- THE PROBLEM -
Arrange the items, from the start through the line containing "bar-track bbox=[298, 365, 437, 371]", inclusive, as a JSON list of strings with one string per line and blank lines omitted.
-------- TASK DATA --------
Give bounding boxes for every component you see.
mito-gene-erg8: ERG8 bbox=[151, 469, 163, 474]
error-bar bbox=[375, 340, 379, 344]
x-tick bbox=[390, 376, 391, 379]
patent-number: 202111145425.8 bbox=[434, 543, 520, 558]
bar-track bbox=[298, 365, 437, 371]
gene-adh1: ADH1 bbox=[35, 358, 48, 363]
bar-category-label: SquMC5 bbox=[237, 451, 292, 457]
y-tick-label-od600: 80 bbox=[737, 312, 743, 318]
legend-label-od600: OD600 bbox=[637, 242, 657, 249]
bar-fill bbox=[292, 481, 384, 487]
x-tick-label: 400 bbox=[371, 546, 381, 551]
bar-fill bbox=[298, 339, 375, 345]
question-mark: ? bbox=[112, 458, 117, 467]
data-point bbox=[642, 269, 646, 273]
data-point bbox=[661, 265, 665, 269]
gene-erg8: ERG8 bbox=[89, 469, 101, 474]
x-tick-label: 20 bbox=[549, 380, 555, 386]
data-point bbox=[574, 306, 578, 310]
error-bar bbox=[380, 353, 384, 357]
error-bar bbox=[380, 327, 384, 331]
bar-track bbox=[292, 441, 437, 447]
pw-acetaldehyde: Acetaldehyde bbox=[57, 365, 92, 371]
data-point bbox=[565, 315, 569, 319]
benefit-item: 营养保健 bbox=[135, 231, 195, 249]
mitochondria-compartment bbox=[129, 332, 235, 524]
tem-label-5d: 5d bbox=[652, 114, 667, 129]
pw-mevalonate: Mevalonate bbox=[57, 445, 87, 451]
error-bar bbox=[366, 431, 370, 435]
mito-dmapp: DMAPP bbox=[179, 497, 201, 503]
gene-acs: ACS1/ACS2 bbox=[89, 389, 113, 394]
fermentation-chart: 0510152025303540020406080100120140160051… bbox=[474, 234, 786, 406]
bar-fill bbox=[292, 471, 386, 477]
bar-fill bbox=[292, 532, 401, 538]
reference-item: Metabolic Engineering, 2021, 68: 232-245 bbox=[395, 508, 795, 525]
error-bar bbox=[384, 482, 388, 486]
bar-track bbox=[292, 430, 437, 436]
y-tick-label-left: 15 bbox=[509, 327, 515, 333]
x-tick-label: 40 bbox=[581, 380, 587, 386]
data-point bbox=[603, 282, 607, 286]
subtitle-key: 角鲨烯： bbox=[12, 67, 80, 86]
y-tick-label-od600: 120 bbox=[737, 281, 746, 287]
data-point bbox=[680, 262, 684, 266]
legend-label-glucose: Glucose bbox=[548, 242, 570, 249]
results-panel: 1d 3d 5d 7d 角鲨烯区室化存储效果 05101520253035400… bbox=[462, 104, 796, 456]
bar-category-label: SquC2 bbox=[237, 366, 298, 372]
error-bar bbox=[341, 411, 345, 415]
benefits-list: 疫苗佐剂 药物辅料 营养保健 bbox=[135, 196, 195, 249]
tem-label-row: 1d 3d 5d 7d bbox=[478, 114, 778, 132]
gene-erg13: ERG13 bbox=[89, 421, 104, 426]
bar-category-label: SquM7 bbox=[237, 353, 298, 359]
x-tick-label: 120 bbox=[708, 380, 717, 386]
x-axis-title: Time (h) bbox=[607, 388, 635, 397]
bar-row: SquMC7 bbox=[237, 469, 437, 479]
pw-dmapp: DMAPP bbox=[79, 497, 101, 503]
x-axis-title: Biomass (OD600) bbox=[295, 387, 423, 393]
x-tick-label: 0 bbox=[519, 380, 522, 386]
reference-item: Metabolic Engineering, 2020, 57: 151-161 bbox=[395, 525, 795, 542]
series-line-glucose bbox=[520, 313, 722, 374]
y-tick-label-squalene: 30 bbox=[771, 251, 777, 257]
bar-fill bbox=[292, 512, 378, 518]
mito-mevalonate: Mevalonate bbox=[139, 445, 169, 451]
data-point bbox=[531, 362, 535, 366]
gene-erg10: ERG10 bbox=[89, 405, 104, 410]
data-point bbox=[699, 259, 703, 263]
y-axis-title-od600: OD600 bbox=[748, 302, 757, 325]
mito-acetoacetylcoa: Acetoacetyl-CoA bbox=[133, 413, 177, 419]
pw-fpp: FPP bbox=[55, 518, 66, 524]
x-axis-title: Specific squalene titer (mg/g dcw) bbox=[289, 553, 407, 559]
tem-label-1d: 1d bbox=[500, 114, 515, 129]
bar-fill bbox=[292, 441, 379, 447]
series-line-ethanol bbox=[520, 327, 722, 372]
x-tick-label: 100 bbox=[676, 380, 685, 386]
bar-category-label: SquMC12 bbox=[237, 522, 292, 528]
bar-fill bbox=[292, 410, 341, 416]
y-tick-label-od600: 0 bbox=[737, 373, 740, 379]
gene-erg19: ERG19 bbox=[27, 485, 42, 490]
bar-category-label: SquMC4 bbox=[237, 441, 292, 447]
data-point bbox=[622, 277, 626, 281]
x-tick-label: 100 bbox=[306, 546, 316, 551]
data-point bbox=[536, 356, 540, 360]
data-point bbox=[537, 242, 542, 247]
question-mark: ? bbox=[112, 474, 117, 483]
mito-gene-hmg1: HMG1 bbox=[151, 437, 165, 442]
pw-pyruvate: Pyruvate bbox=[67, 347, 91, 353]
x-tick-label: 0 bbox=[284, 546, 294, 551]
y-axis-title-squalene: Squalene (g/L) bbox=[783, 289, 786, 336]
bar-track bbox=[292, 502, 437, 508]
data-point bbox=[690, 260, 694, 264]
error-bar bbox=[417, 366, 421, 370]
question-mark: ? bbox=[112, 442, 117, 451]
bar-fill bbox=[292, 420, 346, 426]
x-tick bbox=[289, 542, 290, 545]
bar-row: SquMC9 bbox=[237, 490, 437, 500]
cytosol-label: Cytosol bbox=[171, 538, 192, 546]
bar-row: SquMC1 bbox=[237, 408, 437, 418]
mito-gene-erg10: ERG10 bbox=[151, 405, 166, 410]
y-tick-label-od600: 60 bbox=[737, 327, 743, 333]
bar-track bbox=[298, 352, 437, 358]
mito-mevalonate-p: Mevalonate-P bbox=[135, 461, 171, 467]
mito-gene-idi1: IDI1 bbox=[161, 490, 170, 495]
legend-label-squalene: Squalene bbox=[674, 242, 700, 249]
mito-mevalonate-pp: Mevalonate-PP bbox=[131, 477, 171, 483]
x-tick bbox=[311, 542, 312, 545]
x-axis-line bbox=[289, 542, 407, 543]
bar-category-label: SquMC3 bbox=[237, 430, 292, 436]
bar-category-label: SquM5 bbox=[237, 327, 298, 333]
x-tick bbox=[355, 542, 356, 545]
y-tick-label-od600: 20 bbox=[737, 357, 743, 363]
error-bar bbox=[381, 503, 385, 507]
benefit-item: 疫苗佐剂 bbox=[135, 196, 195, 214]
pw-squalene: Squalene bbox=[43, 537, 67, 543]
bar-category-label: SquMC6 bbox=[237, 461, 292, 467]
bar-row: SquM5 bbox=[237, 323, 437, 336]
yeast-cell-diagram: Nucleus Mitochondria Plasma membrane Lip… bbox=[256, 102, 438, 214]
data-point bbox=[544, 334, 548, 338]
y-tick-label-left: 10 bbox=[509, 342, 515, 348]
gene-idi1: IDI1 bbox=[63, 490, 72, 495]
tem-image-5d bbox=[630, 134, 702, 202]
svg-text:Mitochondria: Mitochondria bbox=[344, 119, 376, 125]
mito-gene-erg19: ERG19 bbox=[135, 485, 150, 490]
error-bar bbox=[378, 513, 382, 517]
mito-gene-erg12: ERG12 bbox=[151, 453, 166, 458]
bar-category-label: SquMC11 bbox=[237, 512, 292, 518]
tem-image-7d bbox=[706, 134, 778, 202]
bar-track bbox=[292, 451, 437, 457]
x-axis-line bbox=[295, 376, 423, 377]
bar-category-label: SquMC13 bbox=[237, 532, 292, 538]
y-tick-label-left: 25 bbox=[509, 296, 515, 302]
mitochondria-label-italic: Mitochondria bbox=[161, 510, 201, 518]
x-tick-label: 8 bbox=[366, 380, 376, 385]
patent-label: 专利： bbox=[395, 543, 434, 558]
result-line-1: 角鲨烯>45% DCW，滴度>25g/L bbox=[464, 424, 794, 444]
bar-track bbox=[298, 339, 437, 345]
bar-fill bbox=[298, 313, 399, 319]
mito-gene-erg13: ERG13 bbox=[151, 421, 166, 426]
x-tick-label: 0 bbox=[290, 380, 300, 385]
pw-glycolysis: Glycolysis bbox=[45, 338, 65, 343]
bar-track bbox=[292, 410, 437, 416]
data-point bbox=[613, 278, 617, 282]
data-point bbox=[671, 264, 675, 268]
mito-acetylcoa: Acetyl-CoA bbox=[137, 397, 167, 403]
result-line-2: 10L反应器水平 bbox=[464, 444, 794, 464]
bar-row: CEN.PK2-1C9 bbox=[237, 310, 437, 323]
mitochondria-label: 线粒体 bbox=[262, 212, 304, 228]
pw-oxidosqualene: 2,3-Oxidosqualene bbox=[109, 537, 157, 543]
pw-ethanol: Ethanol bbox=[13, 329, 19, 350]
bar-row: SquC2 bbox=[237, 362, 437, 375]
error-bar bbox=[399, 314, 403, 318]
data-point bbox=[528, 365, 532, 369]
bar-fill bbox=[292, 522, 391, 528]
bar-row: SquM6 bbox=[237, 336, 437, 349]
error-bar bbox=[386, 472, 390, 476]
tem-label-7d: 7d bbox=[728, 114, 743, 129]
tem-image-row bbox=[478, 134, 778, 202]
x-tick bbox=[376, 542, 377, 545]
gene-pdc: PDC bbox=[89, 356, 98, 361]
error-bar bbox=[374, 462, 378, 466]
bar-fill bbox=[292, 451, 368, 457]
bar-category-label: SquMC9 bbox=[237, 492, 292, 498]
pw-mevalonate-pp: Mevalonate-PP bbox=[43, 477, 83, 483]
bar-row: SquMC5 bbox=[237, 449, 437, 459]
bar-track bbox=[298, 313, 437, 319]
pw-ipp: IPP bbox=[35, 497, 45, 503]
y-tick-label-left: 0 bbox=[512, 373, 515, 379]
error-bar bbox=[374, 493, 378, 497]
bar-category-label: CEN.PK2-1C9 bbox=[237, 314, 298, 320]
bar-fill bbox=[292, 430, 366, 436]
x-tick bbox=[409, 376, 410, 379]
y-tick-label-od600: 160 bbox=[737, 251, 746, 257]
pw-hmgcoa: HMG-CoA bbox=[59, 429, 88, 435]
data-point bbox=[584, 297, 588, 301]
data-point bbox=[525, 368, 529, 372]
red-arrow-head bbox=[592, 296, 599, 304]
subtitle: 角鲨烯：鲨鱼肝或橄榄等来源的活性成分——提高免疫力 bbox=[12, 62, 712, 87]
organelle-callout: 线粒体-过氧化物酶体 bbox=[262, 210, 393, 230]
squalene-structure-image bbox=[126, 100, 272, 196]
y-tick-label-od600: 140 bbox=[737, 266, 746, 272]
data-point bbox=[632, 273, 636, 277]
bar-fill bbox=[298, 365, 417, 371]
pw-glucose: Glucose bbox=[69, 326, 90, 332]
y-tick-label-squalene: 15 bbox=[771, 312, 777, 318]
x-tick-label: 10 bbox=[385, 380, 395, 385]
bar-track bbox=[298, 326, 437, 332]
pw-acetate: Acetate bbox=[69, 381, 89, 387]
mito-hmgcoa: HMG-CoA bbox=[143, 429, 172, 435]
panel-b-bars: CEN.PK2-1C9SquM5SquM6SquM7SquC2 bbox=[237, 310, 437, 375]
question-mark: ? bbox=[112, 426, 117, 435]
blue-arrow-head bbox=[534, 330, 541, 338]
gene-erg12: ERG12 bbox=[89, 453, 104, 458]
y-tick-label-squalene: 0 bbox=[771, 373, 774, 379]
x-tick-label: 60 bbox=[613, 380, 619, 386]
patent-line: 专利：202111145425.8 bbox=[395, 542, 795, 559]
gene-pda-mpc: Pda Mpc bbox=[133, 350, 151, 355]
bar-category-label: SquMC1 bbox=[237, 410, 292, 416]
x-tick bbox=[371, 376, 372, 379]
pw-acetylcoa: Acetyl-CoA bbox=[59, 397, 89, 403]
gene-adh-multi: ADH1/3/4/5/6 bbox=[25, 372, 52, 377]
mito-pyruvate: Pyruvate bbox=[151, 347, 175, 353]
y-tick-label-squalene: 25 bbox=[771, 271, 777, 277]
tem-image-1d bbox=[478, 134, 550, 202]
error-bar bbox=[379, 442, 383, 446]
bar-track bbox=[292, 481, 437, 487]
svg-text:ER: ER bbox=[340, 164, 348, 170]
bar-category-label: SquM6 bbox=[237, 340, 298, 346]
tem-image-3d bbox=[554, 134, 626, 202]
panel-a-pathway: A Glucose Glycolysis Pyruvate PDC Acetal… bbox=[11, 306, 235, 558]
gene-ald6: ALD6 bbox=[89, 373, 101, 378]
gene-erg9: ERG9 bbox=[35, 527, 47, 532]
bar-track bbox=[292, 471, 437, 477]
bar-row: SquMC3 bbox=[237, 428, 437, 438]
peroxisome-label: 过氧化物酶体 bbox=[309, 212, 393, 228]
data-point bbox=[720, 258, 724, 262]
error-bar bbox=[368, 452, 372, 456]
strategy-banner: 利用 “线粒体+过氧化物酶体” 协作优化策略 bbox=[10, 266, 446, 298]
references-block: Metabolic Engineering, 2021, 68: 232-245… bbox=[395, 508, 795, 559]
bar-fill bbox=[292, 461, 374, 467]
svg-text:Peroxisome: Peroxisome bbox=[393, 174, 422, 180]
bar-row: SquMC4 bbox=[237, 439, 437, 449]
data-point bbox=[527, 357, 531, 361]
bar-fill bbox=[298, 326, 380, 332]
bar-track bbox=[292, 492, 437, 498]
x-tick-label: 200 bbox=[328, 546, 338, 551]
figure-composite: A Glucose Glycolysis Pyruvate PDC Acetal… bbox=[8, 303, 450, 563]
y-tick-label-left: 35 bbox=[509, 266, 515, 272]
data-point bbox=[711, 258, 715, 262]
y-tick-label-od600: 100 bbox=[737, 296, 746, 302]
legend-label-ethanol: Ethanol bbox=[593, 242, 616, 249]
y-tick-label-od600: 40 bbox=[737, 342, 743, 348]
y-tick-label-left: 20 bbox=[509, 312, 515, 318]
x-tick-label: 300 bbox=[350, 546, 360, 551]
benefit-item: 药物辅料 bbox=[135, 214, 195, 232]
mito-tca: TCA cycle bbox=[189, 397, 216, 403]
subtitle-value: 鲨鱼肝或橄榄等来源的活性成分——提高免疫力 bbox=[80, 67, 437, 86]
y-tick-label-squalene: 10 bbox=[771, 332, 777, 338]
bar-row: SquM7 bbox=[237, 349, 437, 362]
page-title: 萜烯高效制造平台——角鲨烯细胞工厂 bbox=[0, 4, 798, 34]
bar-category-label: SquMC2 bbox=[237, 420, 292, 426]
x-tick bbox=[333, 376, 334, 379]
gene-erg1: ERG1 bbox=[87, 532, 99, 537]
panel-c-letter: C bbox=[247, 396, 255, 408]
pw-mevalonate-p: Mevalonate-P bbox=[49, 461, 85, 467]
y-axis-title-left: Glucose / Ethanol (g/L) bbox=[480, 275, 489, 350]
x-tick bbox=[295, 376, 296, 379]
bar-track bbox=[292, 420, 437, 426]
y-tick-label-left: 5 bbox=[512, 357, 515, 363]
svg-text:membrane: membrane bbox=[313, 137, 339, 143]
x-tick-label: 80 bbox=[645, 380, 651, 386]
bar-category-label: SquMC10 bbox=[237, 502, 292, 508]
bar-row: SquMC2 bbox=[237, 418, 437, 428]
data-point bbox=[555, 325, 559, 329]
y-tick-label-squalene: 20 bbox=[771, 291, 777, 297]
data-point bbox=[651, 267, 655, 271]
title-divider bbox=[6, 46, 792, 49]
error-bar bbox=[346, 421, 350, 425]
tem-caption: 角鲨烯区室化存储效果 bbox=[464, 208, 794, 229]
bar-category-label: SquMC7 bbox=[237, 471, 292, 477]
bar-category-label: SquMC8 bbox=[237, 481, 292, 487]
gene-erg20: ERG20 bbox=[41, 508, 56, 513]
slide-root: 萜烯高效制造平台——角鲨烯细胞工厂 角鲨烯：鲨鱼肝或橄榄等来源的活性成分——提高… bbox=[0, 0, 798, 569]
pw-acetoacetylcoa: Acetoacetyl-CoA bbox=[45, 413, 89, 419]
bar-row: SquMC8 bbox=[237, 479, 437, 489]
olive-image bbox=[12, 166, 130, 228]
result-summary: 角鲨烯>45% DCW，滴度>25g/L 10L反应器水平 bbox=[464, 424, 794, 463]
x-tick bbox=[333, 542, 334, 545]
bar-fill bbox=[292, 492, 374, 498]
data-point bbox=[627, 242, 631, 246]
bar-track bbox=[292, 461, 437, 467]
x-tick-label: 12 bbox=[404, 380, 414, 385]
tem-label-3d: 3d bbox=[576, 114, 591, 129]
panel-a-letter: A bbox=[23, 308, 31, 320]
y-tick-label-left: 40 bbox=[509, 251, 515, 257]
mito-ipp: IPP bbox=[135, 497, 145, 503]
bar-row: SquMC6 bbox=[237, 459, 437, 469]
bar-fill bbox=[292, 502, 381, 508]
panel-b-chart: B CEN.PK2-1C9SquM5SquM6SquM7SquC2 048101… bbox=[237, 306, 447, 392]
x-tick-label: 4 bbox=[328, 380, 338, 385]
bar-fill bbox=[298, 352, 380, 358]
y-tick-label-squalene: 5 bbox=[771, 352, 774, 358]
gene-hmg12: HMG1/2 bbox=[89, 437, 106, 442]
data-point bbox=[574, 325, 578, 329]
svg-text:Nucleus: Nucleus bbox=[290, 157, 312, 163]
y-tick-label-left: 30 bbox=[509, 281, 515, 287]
--------
- FINAL ANSWER -
[
  "Give bounding boxes for every component you see.",
  "mito-gene-erg8: ERG8 bbox=[151, 469, 163, 474]",
  "error-bar bbox=[375, 340, 379, 344]",
  "x-tick bbox=[390, 376, 391, 379]",
  "patent-number: 202111145425.8 bbox=[434, 543, 520, 558]",
  "bar-track bbox=[298, 365, 437, 371]"
]